• _Work instructions_: All records should be reproduced verbatim.

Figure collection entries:
--- begin ---

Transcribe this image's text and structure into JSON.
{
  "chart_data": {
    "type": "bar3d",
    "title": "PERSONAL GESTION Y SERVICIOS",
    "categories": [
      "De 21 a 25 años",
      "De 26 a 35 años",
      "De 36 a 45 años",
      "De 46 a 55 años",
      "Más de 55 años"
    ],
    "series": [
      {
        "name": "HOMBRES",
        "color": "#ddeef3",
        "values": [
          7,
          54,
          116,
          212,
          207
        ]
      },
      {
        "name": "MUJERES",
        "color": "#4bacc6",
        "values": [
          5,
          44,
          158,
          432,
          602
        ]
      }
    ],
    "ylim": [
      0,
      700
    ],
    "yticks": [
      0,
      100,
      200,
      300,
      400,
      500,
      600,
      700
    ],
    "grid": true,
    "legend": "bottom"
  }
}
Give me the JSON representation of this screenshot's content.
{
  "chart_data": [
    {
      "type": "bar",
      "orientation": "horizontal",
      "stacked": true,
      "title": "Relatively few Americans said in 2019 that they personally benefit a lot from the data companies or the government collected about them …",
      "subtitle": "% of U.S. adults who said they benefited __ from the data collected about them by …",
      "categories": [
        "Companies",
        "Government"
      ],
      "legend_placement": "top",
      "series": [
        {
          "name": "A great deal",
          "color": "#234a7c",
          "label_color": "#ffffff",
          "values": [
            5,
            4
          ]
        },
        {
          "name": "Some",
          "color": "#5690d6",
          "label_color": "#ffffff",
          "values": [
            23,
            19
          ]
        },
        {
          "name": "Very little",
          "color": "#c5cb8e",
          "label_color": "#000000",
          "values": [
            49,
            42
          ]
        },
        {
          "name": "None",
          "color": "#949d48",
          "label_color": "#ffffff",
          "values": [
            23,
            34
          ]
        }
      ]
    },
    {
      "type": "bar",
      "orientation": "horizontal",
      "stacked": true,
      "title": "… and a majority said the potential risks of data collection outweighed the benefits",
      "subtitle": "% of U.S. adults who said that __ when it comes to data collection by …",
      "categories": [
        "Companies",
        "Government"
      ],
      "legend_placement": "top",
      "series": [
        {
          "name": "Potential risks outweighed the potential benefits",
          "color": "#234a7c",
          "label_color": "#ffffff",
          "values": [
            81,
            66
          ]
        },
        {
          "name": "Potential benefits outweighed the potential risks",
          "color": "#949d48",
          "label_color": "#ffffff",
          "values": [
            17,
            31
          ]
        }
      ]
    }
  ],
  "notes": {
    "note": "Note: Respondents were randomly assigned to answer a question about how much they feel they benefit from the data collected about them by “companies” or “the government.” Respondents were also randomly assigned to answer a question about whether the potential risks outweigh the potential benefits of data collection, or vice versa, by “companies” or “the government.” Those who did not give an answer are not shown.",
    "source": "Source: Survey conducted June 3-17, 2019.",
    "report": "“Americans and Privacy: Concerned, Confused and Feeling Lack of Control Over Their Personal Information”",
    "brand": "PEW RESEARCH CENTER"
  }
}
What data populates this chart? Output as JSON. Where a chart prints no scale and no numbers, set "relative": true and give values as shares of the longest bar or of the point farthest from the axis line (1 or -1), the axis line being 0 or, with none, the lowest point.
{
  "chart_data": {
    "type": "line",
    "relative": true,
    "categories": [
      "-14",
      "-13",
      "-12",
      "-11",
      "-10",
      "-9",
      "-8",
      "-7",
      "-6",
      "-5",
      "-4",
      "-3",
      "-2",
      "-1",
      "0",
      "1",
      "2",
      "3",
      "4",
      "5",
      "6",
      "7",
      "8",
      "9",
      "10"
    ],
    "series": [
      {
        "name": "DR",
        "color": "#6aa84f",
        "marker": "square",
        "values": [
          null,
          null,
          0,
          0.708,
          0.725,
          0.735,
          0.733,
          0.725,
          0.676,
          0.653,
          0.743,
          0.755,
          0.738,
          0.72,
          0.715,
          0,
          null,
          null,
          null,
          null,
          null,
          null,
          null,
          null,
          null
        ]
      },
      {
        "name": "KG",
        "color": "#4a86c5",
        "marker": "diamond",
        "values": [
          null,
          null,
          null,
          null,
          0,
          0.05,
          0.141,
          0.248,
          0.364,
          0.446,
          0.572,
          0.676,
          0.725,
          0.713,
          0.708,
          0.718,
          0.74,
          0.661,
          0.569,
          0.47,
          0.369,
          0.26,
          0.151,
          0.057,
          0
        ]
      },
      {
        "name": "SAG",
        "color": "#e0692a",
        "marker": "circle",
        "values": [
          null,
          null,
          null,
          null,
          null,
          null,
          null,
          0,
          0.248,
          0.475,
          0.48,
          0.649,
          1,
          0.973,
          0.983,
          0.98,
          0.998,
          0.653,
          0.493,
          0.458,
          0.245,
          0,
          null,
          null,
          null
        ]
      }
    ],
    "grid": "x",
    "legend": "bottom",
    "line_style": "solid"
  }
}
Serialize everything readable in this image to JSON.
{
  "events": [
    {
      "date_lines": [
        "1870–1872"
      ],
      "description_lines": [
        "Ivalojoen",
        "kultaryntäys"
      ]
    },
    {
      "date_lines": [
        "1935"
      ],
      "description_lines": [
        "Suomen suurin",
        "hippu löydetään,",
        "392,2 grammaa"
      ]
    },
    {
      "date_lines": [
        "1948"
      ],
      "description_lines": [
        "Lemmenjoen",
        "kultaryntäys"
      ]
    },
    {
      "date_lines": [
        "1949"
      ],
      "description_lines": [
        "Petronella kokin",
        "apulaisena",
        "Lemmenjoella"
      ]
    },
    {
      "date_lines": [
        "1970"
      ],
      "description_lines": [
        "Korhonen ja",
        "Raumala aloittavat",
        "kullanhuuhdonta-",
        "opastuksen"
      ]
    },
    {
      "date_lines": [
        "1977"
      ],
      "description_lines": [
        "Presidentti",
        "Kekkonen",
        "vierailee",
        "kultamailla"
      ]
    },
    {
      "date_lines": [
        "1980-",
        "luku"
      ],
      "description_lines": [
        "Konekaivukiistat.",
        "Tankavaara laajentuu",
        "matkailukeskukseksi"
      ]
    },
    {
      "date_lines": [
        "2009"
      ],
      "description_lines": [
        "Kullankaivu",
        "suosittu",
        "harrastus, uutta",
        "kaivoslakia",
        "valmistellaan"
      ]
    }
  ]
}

--- end ---

• _Correct answer_:
Transcribe this image's text and structure into JSON.
{
  "chart_data": {
    "type": "bar3d",
    "title": "PERSONAL GESTION Y SERVICIOS",
    "categories": [
      "De 21 a 25 años",
      "De 26 a 35 años",
      "De 36 a 45 años",
      "De 46 a 55 años",
      "Más de 55 años"
    ],
    "series": [
      {
        "name": "HOMBRES",
        "color": "#ddeef3",
        "values": [
          7,
          54,
          116,
          212,
          207
        ]
      },
      {
        "name": "MUJERES",
        "color": "#4bacc6",
        "values": [
          5,
          44,
          158,
          432,
          602
        ]
      }
    ],
    "ylim": [
      0,
      700
    ],
    "yticks": [
      0,
      100,
      200,
      300,
      400,
      500,
      600,
      700
    ],
    "grid": true,
    "legend": "bottom"
  }
}
Give me the JSON representation of this screenshot's content.
{
  "chart_data": [
    {
      "type": "bar",
      "orientation": "horizontal",
      "stacked": true,
      "title": "Relatively few Americans said in 2019 that they personally benefit a lot from the data companies or the government collected about them …",
      "subtitle": "% of U.S. adults who said they benefited __ from the data collected about them by …",
      "categories": [
        "Companies",
        "Government"
      ],
      "legend_placement": "top",
      "series": [
        {
          "name": "A great deal",
          "color": "#234a7c",
          "label_color": "#ffffff",
          "values": [
            5,
            4
          ]
        },
        {
          "name": "Some",
          "color": "#5690d6",
          "label_color": "#ffffff",
          "values": [
            23,
            19
          ]
        },
        {
          "name": "Very little",
          "color": "#c5cb8e",
          "label_color": "#000000",
          "values": [
            49,
            42
          ]
        },
        {
          "name": "None",
          "color": "#949d48",
          "label_color": "#ffffff",
          "values": [
            23,
            34
          ]
        }
      ]
    },
    {
      "type": "bar",
      "orientation": "horizontal",
      "stacked": true,
      "title": "… and a majority said the potential risks of data collection outweighed the benefits",
      "subtitle": "% of U.S. adults who said that __ when it comes to data collection by …",
      "categories": [
        "Companies",
        "Government"
      ],
      "legend_placement": "top",
      "series": [
        {
          "name": "Potential risks outweighed the potential benefits",
          "color": "#234a7c",
          "label_color": "#ffffff",
          "values": [
            81,
            66
          ]
        },
        {
          "name": "Potential benefits outweighed the potential risks",
          "color": "#949d48",
          "label_color": "#ffffff",
          "values": [
            17,
            31
          ]
        }
      ]
    }
  ],
  "notes": {
    "note": "Note: Respondents were randomly assigned to answer a question about how much they feel they benefit from the data collected about them by “companies” or “the government.” Respondents were also randomly assigned to answer a question about whether the potential risks outweigh the potential benefits of data collection, or vice versa, by “companies” or “the government.” Those who did not give an answer are not shown.",
    "source": "Source: Survey conducted June 3-17, 2019.",
    "report": "“Americans and Privacy: Concerned, Confused and Feeling Lack of Control Over Their Personal Information”",
    "brand": "PEW RESEARCH CENTER"
  }
}
What data populates this chart? Output as JSON. Where a chart prints no scale and no numbers, set "relative": true and give values as shares of the longest bar or of the point farthest from the axis line (1 or -1), the axis line being 0 or, with none, the lowest point.
{
  "chart_data": {
    "type": "line",
    "relative": true,
    "categories": [
      "-14",
      "-13",
      "-12",
      "-11",
      "-10",
      "-9",
      "-8",
      "-7",
      "-6",
      "-5",
      "-4",
      "-3",
      "-2",
      "-1",
      "0",
      "1",
      "2",
      "3",
      "4",
      "5",
      "6",
      "7",
      "8",
      "9",
      "10"
    ],
    "series": [
      {
        "name": "DR",
        "color": "#6aa84f",
        "marker": "square",
        "values": [
          null,
          null,
          0,
          0.708,
          0.725,
          0.735,
          0.733,
          0.725,
          0.676,
          0.653,
          0.743,
          0.755,
          0.738,
          0.72,
          0.715,
          0,
          null,
          null,
          null,
          null,
          null,
          null,
          null,
          null,
          null
        ]
      },
      {
        "name": "KG",
        "color": "#4a86c5",
        "marker": "diamond",
        "values": [
          null,
          null,
          null,
          null,
          0,
          0.05,
          0.141,
          0.248,
          0.364,
          0.446,
          0.572,
          0.676,
          0.725,
          0.713,
          0.708,
          0.718,
          0.74,
          0.661,
          0.569,
          0.47,
          0.369,
          0.26,
          0.151,
          0.057,
          0
        ]
      },
      {
        "name": "SAG",
        "color": "#e0692a",
        "marker": "circle",
        "values": [
          null,
          null,
          null,
          null,
          null,
          null,
          null,
          0,
          0.248,
          0.475,
          0.48,
          0.649,
          1,
          0.973,
          0.983,
          0.98,
          0.998,
          0.653,
          0.493,
          0.458,
          0.245,
          0,
          null,
          null,
          null
        ]
      }
    ],
    "grid": "x",
    "legend": "bottom",
    "line_style": "solid"
  }
}
Serialize everything readable in this image to JSON.
{
  "events": [
    {
      "date_lines": [
        "1870–1872"
      ],
      "description_lines": [
        "Ivalojoen",
        "kultaryntäys"
      ]
    },
    {
      "date_lines": [
        "1935"
      ],
      "description_lines": [
        "Suomen suurin",
        "hippu löydetään,",
        "392,2 grammaa"
      ]
    },
    {
      "date_lines": [
        "1948"
      ],
      "description_lines": [
        "Lemmenjoen",
        "kultaryntäys"
      ]
    },
    {
      "date_lines": [
        "1949"
      ],
      "description_lines": [
        "Petronella kokin",
        "apulaisena",
        "Lemmenjoella"
      ]
    },
    {
      "date_lines": [
        "1970"
      ],
      "description_lines": [
        "Korhonen ja",
        "Raumala aloittavat",
        "kullanhuuhdonta-",
        "opastuksen"
      ]
    },
    {
      "date_lines": [
        "1977"
      ],
      "description_lines": [
        "Presidentti",
        "Kekkonen",
        "vierailee",
        "kultamailla"
      ]
    },
    {
      "date_lines": [
        "1980-",
        "luku"
      ],
      "description_lines": [
        "Konekaivukiistat.",
        "Tankavaara laajentuu",
        "matkailukeskukseksi"
      ]
    },
    {
      "date_lines": [
        "2009"
      ],
      "description_lines": [
        "Kullankaivu",
        "suosittu",
        "harrastus, uutta",
        "kaivoslakia",
        "valmistellaan"
      ]
    }
  ]
}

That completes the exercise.